[Aim of the task] State the number of lines in these records that include the word "xlabel", and add nothing to it.

[Entries supplied]
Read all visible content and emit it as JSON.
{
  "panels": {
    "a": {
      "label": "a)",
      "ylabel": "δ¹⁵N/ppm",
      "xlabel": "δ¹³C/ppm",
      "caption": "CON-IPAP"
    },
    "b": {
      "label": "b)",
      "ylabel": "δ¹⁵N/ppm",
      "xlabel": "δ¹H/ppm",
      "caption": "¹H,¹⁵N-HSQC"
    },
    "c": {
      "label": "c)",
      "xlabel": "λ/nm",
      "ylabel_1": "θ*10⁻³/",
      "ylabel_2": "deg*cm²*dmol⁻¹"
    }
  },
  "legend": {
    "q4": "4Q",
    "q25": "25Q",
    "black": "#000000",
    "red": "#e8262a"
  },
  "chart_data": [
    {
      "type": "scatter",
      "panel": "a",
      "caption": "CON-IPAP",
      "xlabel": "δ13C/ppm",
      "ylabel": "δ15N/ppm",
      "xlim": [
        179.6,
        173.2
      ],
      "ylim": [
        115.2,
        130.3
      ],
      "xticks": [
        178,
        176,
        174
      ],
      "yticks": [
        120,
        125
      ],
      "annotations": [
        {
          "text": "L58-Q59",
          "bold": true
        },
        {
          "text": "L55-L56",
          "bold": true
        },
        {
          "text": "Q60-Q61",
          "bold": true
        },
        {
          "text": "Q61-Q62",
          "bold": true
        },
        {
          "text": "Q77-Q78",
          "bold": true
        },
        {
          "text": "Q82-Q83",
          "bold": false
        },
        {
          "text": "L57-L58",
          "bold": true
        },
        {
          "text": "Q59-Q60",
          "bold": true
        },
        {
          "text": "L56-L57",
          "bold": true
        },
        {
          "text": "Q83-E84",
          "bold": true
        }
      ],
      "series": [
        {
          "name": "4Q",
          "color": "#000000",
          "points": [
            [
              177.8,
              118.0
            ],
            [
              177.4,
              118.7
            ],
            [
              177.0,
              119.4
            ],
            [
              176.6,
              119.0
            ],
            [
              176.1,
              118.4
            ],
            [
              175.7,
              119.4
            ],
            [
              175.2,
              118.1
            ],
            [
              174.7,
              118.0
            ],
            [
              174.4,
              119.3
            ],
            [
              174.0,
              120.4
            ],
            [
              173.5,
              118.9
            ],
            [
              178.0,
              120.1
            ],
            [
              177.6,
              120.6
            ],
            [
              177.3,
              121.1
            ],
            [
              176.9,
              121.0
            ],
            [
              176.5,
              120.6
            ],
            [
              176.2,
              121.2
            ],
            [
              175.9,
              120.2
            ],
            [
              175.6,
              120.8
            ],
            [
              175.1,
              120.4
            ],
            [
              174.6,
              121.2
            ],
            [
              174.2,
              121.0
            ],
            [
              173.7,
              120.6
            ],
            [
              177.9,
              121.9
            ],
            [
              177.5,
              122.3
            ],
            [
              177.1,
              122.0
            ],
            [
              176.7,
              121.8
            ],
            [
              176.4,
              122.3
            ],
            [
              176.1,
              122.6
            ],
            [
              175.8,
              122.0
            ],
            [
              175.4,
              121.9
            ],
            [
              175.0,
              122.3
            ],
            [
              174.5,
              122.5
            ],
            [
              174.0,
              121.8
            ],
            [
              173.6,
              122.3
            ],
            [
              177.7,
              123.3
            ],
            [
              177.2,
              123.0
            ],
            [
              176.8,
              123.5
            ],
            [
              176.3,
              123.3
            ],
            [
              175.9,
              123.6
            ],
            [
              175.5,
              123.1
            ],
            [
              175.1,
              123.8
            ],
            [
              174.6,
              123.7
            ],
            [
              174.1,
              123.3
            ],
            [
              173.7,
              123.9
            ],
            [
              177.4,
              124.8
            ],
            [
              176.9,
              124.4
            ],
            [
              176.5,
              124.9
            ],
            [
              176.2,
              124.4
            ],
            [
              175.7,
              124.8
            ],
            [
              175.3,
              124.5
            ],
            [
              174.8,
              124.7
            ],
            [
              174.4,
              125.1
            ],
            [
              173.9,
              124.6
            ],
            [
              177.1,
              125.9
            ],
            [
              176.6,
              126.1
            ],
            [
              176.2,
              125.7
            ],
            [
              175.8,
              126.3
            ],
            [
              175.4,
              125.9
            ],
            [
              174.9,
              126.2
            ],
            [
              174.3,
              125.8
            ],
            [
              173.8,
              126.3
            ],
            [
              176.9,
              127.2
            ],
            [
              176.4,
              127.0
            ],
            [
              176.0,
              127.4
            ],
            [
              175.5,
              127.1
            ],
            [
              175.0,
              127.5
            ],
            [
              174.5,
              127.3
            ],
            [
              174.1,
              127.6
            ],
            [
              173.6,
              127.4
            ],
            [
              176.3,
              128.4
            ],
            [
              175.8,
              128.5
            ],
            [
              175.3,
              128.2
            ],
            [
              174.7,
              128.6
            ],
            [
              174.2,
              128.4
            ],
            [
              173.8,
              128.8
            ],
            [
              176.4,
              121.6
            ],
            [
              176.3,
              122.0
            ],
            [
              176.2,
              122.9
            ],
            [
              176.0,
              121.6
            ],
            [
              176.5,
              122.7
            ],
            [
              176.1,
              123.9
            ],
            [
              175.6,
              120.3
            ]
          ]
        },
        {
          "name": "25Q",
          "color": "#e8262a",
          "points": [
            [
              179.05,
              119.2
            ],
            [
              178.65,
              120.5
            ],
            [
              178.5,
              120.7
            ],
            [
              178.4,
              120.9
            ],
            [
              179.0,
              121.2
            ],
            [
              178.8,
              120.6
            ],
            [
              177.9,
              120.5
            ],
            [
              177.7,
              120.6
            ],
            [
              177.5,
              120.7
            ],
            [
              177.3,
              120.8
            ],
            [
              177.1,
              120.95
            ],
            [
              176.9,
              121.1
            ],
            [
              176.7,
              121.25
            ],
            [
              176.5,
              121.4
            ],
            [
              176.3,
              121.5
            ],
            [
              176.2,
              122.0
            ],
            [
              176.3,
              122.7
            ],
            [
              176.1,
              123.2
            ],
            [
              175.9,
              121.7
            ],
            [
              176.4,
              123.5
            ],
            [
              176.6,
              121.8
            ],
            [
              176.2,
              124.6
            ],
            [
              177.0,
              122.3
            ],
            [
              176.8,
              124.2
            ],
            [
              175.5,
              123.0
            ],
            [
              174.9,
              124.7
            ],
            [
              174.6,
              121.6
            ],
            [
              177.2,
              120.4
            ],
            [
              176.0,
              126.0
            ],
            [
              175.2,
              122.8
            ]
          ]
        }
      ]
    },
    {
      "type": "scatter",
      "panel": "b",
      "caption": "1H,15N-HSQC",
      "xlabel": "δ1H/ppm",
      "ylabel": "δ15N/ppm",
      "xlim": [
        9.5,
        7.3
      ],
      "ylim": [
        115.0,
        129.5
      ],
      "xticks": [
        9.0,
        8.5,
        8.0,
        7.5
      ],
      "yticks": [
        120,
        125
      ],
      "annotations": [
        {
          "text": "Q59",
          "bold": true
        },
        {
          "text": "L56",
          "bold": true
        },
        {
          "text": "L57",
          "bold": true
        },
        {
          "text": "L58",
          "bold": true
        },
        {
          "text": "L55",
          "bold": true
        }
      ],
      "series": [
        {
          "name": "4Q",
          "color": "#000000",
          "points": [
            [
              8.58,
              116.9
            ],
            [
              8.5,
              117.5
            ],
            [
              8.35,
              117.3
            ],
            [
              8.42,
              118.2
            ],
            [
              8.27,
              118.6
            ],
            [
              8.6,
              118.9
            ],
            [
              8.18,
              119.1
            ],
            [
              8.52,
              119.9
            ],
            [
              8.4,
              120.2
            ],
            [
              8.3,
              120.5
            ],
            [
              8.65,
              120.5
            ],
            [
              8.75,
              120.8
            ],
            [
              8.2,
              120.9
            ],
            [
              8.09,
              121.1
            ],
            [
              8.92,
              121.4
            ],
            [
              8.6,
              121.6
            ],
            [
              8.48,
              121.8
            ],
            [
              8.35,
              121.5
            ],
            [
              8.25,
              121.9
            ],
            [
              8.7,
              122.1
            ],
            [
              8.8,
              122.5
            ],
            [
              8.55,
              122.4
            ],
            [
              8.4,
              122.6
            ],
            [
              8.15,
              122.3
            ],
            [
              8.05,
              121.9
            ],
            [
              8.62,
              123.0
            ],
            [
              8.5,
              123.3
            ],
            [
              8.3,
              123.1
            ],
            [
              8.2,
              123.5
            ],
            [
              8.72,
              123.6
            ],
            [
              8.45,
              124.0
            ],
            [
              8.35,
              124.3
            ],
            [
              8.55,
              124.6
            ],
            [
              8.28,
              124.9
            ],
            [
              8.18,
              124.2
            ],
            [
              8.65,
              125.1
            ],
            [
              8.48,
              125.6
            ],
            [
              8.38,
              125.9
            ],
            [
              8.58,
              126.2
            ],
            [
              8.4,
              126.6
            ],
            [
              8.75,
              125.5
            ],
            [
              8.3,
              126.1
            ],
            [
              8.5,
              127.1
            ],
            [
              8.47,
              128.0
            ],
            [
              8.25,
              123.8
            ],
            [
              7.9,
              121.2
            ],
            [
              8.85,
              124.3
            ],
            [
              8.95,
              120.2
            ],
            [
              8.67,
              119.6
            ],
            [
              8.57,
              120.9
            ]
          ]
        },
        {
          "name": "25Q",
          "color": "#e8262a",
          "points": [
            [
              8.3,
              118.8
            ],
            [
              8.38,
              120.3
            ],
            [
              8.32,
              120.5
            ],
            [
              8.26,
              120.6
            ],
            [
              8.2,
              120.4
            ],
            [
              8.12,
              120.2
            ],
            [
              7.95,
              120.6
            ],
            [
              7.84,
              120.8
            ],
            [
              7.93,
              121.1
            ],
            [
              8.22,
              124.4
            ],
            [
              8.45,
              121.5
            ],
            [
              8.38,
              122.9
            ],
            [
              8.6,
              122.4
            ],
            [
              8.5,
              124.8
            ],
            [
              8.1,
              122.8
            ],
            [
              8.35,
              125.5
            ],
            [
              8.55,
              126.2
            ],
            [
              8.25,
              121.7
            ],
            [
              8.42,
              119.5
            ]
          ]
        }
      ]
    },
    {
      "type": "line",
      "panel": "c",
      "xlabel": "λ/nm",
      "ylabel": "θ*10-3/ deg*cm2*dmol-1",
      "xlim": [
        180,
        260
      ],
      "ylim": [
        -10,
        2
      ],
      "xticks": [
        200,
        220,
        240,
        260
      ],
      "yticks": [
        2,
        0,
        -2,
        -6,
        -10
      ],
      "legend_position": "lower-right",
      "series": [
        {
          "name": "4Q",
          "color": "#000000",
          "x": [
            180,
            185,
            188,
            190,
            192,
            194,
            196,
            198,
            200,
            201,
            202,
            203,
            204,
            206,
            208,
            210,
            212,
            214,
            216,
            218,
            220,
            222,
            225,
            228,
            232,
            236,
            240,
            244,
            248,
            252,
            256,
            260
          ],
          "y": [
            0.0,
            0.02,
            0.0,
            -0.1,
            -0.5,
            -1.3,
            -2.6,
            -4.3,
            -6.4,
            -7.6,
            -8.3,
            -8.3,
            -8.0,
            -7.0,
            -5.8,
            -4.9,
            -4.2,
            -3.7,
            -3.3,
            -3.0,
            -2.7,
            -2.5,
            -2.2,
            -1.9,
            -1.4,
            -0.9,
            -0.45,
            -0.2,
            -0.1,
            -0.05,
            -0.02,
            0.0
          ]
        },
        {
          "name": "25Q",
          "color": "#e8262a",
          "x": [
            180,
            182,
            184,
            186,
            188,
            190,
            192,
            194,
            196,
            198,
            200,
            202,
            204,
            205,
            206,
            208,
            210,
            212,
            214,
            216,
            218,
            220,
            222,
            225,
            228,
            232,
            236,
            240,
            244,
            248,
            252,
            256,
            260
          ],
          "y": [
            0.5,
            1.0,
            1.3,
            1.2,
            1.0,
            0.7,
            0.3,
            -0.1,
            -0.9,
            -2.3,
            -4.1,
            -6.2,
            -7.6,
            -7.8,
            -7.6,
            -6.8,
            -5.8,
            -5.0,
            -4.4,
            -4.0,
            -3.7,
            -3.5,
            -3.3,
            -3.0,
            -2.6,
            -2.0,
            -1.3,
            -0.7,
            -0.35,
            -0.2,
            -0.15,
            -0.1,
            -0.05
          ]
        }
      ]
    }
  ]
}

[Exercise solution] 6